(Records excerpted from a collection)
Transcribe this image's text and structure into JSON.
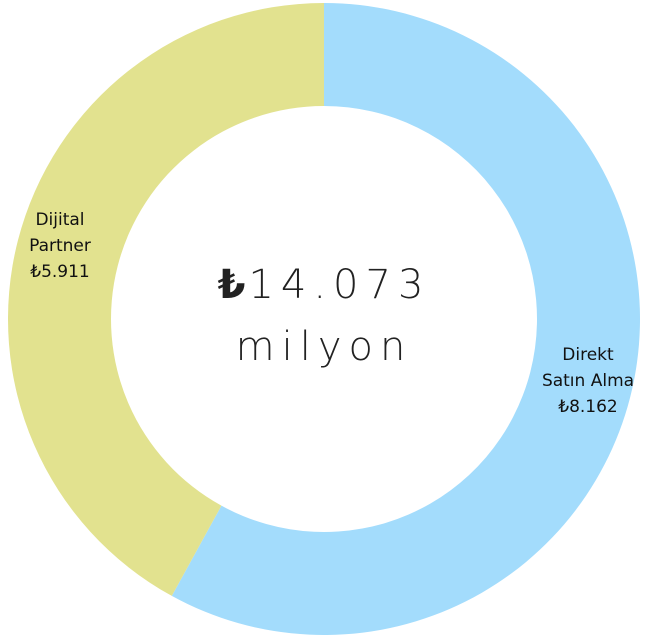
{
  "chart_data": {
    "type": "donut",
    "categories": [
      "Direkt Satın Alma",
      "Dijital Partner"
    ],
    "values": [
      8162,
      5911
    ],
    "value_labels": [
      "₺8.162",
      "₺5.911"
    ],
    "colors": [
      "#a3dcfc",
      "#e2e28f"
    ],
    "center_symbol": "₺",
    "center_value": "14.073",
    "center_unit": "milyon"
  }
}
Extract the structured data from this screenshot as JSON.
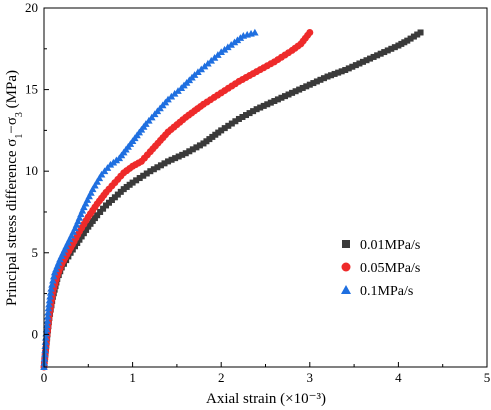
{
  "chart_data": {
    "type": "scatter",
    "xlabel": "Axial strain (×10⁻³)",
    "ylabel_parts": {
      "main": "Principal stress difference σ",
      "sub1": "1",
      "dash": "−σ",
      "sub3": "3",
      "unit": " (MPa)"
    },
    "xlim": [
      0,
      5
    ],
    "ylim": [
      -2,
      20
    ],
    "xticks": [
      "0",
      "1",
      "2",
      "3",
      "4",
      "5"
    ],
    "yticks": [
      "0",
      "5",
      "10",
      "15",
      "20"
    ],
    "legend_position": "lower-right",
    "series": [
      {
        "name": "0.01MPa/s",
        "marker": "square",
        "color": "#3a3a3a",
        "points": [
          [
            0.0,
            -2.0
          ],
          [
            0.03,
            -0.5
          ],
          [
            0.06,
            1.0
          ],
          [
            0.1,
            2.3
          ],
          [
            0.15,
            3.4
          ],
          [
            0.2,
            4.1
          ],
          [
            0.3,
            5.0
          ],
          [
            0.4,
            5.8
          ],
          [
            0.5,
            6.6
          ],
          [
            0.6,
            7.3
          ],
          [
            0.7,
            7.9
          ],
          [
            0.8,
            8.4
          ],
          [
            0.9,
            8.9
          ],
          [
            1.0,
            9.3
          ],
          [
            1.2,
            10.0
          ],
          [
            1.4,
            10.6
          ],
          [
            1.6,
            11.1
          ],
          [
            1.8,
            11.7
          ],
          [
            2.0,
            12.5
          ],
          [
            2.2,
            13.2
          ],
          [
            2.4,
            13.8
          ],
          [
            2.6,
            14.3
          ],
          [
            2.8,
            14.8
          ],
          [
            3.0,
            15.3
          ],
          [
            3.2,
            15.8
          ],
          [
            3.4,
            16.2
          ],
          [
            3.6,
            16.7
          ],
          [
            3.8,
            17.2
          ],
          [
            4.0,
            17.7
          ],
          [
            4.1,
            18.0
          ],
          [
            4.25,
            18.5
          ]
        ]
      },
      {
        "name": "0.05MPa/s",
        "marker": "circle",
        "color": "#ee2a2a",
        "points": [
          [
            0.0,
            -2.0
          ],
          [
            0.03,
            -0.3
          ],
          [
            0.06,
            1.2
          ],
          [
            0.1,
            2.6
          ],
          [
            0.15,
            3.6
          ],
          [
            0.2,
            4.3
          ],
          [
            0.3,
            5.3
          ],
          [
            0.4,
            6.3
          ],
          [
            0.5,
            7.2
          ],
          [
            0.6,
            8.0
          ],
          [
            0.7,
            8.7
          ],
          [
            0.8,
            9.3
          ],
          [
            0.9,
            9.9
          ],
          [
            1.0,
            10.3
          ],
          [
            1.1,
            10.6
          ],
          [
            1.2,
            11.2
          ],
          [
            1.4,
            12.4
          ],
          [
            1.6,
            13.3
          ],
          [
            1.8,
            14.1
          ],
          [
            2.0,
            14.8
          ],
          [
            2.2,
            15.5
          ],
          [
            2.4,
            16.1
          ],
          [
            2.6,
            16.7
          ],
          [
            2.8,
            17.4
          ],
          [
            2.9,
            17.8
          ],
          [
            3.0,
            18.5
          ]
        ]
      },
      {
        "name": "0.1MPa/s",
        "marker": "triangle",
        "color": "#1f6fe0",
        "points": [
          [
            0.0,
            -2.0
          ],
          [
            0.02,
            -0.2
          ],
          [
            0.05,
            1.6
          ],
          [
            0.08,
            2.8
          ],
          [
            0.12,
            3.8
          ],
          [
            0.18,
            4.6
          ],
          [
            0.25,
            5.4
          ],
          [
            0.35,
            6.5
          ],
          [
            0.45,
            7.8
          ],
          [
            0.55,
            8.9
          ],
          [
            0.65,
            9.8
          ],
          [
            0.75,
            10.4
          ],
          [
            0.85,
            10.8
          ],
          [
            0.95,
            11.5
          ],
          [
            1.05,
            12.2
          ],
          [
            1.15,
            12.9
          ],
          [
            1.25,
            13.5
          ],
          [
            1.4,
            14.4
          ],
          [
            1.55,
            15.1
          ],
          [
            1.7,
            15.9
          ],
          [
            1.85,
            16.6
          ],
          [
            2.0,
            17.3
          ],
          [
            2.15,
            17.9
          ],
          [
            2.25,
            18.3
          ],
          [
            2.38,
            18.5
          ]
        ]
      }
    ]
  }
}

PROBLEM DETAILS
Without the pictures, repeat the listing above exactly.

ANSWER IN FULL
Transcribe this image's text and structure into JSON.
{
  "chart_data": {
    "type": "donut",
    "categories": [
      "Direkt Satın Alma",
      "Dijital Partner"
    ],
    "values": [
      8162,
      5911
    ],
    "value_labels": [
      "₺8.162",
      "₺5.911"
    ],
    "colors": [
      "#a3dcfc",
      "#e2e28f"
    ],
    "center_symbol": "₺",
    "center_value": "14.073",
    "center_unit": "milyon"
  }
}
Extract the structured data from this screenshot as JSON.
{
  "chart_data": {
    "type": "scatter",
    "xlabel": "Axial strain (×10⁻³)",
    "ylabel_parts": {
      "main": "Principal stress difference σ",
      "sub1": "1",
      "dash": "−σ",
      "sub3": "3",
      "unit": " (MPa)"
    },
    "xlim": [
      0,
      5
    ],
    "ylim": [
      -2,
      20
    ],
    "xticks": [
      "0",
      "1",
      "2",
      "3",
      "4",
      "5"
    ],
    "yticks": [
      "0",
      "5",
      "10",
      "15",
      "20"
    ],
    "legend_position": "lower-right",
    "series": [
      {
        "name": "0.01MPa/s",
        "marker": "square",
        "color": "#3a3a3a",
        "points": [
          [
            0.0,
            -2.0
          ],
          [
            0.03,
            -0.5
          ],
          [
            0.06,
            1.0
          ],
          [
            0.1,
            2.3
          ],
          [
            0.15,
            3.4
          ],
          [
            0.2,
            4.1
          ],
          [
            0.3,
            5.0
          ],
          [
            0.4,
            5.8
          ],
          [
            0.5,
            6.6
          ],
          [
            0.6,
            7.3
          ],
          [
            0.7,
            7.9
          ],
          [
            0.8,
            8.4
          ],
          [
            0.9,
            8.9
          ],
          [
            1.0,
            9.3
          ],
          [
            1.2,
            10.0
          ],
          [
            1.4,
            10.6
          ],
          [
            1.6,
            11.1
          ],
          [
            1.8,
            11.7
          ],
          [
            2.0,
            12.5
          ],
          [
            2.2,
            13.2
          ],
          [
            2.4,
            13.8
          ],
          [
            2.6,
            14.3
          ],
          [
            2.8,
            14.8
          ],
          [
            3.0,
            15.3
          ],
          [
            3.2,
            15.8
          ],
          [
            3.4,
            16.2
          ],
          [
            3.6,
            16.7
          ],
          [
            3.8,
            17.2
          ],
          [
            4.0,
            17.7
          ],
          [
            4.1,
            18.0
          ],
          [
            4.25,
            18.5
          ]
        ]
      },
      {
        "name": "0.05MPa/s",
        "marker": "circle",
        "color": "#ee2a2a",
        "points": [
          [
            0.0,
            -2.0
          ],
          [
            0.03,
            -0.3
          ],
          [
            0.06,
            1.2
          ],
          [
            0.1,
            2.6
          ],
          [
            0.15,
            3.6
          ],
          [
            0.2,
            4.3
          ],
          [
            0.3,
            5.3
          ],
          [
            0.4,
            6.3
          ],
          [
            0.5,
            7.2
          ],
          [
            0.6,
            8.0
          ],
          [
            0.7,
            8.7
          ],
          [
            0.8,
            9.3
          ],
          [
            0.9,
            9.9
          ],
          [
            1.0,
            10.3
          ],
          [
            1.1,
            10.6
          ],
          [
            1.2,
            11.2
          ],
          [
            1.4,
            12.4
          ],
          [
            1.6,
            13.3
          ],
          [
            1.8,
            14.1
          ],
          [
            2.0,
            14.8
          ],
          [
            2.2,
            15.5
          ],
          [
            2.4,
            16.1
          ],
          [
            2.6,
            16.7
          ],
          [
            2.8,
            17.4
          ],
          [
            2.9,
            17.8
          ],
          [
            3.0,
            18.5
          ]
        ]
      },
      {
        "name": "0.1MPa/s",
        "marker": "triangle",
        "color": "#1f6fe0",
        "points": [
          [
            0.0,
            -2.0
          ],
          [
            0.02,
            -0.2
          ],
          [
            0.05,
            1.6
          ],
          [
            0.08,
            2.8
          ],
          [
            0.12,
            3.8
          ],
          [
            0.18,
            4.6
          ],
          [
            0.25,
            5.4
          ],
          [
            0.35,
            6.5
          ],
          [
            0.45,
            7.8
          ],
          [
            0.55,
            8.9
          ],
          [
            0.65,
            9.8
          ],
          [
            0.75,
            10.4
          ],
          [
            0.85,
            10.8
          ],
          [
            0.95,
            11.5
          ],
          [
            1.05,
            12.2
          ],
          [
            1.15,
            12.9
          ],
          [
            1.25,
            13.5
          ],
          [
            1.4,
            14.4
          ],
          [
            1.55,
            15.1
          ],
          [
            1.7,
            15.9
          ],
          [
            1.85,
            16.6
          ],
          [
            2.0,
            17.3
          ],
          [
            2.15,
            17.9
          ],
          [
            2.25,
            18.3
          ],
          [
            2.38,
            18.5
          ]
        ]
      }
    ]
  }
}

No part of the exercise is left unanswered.